▸ Page extract:
Personal stories bring human face of ISPCC work to the fore

Cathaoirleach Mayo County Council Cllr Damien Ryan, and pupils of Gaelscoil na Cruaiche, Westport, helping to cut the ISPCC Mayo Outcomes Launch Cake. Included are Fiona Jennings ISPCC, and Mairead Ná Ruáin, principal, Gaelscoil na Cruaiche. Photo: Michael Donnelly.

Cathaoirleach Mayo County Council Cllr Damien Ryan, and pupils of Gaelscoil na Cruaiche, Westport, helping to cut the ISPCC Mayo Outcomes Launch Cake. Included are Fiona Jennings ISPCC, and Mairead Ná Ruáin, principal, Gaelscoil na Cruaiche. Photo: Michael Donnelly.

Last Friday morning, the ISPCC in Mayo hosted a launch of its outcomes for its work in 2014. The charity provides a wide ranging sweep of services to both parents and children throughout the county. While these events can be fact filled, but unmemorable affairs, the personal stories told by users of the services that they provide, outlined in crystal clear words the work that is carried out by the ISPCC in Mayo and the effect it has on those who use the service.

▸ Tasks to complete:
(1) According to the article, which year's outcomes did the ISPCC in Mayo launch?
(2) Say whether each statement agrees with the article: (a) The ISPCC in Mayo held the launch in the morning. (b) Fiona Jennings took the photo. (c) The charity's services in the county are for children only.
The records below come from a different source than the article.

▸ Record list:
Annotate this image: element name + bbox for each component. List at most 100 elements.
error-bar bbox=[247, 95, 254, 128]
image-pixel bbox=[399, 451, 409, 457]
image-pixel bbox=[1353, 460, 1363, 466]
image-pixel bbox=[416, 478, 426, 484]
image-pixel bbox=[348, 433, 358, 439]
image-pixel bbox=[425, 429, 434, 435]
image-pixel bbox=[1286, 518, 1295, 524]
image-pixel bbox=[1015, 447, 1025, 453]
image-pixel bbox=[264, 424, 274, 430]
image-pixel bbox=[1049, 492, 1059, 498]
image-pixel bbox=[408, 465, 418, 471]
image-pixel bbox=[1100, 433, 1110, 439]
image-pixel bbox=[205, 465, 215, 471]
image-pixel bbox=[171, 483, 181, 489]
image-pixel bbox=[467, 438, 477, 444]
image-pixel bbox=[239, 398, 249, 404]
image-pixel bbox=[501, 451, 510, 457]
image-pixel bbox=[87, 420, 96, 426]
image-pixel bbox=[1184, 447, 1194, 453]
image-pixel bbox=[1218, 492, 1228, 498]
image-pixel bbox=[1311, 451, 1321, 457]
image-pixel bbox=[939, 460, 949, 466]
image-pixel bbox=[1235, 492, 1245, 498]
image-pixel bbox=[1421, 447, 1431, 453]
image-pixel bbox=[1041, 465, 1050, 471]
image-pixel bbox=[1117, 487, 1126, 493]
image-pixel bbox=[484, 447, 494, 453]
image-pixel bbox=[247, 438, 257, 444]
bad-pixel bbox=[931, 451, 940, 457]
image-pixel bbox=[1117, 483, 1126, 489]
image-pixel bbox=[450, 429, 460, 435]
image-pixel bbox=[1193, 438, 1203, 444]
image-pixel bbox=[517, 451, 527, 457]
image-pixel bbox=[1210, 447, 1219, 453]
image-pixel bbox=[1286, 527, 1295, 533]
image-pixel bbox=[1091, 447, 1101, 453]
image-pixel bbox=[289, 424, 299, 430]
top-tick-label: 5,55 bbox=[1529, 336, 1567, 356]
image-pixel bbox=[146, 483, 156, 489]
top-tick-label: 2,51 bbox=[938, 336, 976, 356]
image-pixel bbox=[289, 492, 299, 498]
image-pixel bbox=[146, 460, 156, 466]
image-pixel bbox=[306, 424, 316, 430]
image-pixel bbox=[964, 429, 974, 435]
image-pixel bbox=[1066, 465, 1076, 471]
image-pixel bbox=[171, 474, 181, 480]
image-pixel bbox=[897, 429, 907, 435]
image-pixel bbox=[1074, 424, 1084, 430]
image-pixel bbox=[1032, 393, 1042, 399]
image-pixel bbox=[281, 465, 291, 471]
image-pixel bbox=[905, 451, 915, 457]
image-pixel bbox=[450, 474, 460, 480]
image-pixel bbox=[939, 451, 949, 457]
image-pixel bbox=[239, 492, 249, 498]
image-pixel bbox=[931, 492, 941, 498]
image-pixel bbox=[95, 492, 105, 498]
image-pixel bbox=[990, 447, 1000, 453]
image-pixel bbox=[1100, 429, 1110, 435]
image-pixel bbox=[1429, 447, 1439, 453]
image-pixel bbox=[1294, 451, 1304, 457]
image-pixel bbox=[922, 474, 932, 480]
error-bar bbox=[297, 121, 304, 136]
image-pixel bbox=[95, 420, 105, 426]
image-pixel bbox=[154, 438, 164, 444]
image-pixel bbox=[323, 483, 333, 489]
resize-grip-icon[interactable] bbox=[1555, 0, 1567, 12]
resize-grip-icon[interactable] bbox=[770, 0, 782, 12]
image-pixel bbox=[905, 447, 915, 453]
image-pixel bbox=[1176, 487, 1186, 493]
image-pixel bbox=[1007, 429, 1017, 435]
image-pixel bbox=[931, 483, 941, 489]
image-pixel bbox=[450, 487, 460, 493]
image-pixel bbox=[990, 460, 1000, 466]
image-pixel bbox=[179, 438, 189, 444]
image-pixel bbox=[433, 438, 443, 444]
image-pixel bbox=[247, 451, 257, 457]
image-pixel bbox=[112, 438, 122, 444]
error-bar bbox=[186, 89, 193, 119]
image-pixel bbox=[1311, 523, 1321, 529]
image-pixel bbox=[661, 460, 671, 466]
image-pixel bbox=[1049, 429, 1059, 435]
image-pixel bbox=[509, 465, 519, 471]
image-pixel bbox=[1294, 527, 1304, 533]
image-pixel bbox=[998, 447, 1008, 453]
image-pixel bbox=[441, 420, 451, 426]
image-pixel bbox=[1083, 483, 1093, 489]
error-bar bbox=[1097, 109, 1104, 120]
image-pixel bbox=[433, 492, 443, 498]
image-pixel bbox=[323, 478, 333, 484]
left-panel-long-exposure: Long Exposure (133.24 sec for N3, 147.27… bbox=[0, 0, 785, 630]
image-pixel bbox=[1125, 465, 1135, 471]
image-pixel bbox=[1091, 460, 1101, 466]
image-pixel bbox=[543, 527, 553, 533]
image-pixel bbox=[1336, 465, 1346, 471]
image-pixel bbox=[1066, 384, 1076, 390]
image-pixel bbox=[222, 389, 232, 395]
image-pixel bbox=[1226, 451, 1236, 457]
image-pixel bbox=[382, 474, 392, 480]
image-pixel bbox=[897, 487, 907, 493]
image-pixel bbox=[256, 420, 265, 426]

--

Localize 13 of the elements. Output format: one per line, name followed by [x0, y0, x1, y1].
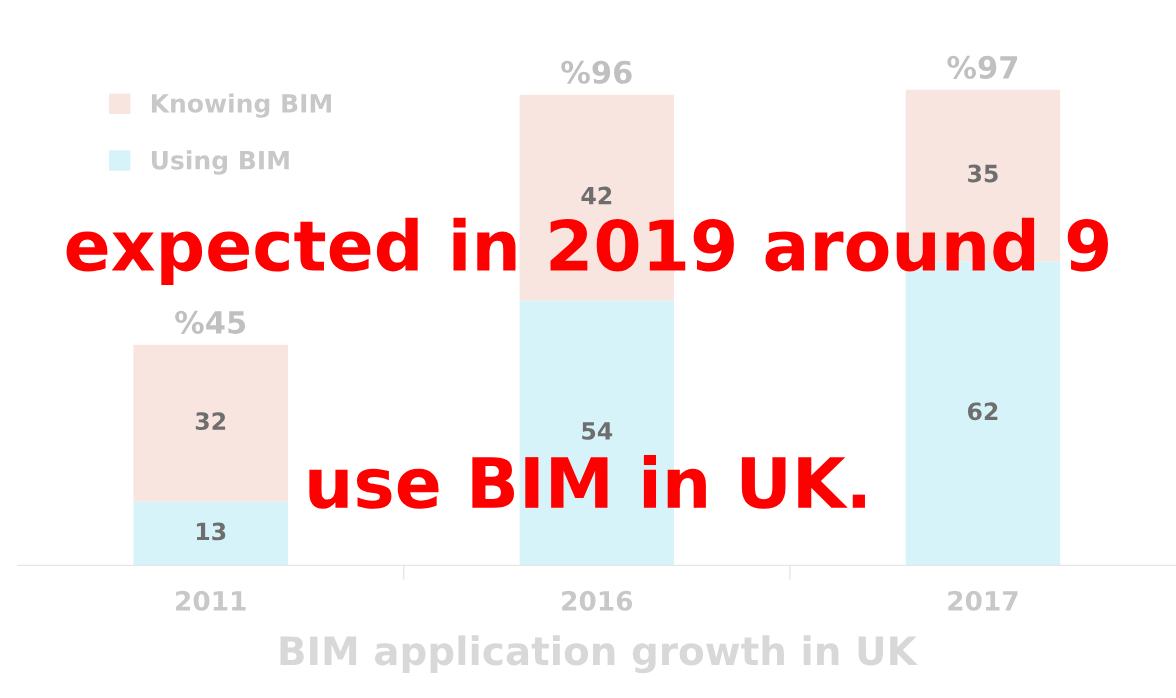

--

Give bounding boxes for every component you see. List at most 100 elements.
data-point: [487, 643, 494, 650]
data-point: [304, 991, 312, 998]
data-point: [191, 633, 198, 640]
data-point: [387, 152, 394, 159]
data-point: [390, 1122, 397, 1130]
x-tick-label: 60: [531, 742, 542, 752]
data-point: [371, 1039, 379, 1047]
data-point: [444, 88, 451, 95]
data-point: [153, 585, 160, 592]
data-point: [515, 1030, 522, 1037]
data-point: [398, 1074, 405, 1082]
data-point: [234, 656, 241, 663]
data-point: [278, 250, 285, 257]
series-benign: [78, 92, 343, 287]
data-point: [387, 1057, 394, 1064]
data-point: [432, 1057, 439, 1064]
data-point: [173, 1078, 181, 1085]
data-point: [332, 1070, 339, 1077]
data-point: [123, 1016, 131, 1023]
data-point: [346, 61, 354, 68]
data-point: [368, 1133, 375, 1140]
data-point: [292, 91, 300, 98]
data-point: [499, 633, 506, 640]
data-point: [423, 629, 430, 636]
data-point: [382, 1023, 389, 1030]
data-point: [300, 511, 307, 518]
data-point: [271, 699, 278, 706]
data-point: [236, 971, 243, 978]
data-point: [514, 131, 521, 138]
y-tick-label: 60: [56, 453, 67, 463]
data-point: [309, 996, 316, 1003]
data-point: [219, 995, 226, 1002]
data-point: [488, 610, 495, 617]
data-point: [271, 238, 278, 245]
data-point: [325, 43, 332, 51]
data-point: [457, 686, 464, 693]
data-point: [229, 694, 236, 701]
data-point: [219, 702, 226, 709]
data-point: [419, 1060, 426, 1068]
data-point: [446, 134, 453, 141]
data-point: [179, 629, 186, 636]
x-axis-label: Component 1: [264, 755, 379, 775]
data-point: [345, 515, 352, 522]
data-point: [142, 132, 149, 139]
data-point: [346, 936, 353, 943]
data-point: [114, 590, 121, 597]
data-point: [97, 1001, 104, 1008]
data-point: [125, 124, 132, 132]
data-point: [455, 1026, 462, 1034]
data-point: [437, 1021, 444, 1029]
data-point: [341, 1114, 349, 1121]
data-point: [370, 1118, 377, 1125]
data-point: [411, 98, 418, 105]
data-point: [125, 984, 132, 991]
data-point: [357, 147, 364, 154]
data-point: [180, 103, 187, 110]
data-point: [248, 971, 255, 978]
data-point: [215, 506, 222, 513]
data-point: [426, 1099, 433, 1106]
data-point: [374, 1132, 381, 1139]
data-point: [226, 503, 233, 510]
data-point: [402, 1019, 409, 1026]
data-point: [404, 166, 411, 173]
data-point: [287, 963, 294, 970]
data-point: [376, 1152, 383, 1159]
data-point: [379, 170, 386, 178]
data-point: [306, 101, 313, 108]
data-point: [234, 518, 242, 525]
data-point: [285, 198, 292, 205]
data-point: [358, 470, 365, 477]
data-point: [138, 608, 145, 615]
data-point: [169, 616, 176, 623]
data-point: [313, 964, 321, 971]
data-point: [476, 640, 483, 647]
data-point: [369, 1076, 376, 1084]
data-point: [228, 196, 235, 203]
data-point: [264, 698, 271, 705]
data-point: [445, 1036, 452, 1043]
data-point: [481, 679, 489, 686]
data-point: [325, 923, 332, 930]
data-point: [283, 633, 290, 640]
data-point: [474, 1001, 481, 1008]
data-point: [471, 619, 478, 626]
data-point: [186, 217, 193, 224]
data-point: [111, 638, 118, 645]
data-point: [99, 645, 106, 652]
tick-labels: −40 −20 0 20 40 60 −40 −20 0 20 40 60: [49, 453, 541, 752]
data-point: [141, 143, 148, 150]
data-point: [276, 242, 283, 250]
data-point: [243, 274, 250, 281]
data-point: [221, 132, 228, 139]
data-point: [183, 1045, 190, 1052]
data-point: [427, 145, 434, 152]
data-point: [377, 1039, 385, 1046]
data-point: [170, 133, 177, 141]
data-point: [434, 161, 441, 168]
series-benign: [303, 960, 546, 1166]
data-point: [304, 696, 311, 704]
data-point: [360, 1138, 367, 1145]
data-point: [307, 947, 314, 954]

▸ The solutions:
(1) 2014

(2)
(a) Yes: "Last Friday morning, the ISPCC in Mayo hosted a launch"
(b) No: "Photo: Michael Donnelly."
(c) No: "services to both parents and children throughout the county"